Part of a data file
· · · ·
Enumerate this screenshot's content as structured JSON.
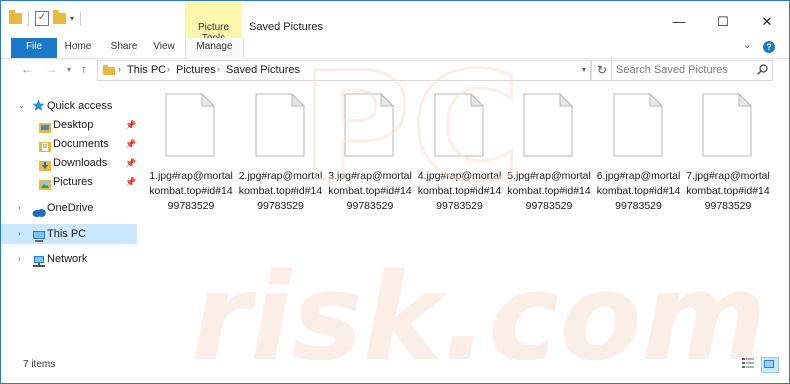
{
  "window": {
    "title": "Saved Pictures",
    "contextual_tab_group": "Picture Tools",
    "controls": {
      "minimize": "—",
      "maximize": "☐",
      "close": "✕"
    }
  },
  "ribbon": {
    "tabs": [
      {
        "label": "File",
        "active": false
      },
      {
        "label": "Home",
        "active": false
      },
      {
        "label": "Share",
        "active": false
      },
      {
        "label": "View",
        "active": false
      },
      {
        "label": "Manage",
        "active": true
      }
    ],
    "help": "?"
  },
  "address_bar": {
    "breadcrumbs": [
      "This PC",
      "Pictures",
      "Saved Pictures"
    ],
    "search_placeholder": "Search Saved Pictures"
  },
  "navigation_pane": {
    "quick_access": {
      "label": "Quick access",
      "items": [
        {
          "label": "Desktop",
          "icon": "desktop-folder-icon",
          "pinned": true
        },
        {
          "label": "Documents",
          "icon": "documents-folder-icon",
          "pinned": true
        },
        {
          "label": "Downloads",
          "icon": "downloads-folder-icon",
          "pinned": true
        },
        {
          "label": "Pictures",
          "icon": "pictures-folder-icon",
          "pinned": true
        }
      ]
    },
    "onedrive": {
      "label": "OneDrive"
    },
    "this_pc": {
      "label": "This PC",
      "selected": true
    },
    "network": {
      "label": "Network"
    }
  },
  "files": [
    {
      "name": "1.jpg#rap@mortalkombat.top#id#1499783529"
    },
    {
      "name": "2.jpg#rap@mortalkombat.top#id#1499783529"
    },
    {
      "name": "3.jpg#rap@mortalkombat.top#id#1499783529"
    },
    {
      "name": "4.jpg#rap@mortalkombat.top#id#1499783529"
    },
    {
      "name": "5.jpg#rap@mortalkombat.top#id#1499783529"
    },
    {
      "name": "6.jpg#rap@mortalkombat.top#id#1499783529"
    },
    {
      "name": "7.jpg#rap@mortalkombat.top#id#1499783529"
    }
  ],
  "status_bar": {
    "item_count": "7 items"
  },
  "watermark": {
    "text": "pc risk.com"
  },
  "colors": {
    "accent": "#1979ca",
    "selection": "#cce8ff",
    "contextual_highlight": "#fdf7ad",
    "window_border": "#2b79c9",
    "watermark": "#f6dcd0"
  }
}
· · · ·
EXERCISE OBJECTIVE: Gather all the lines that include the word "folder" and copy them out.

RESULT BELOW:
          "icon": "desktop-folder-icon",
          "icon": "documents-folder-icon",
          "icon": "downloads-folder-icon",
          "icon": "pictures-folder-icon",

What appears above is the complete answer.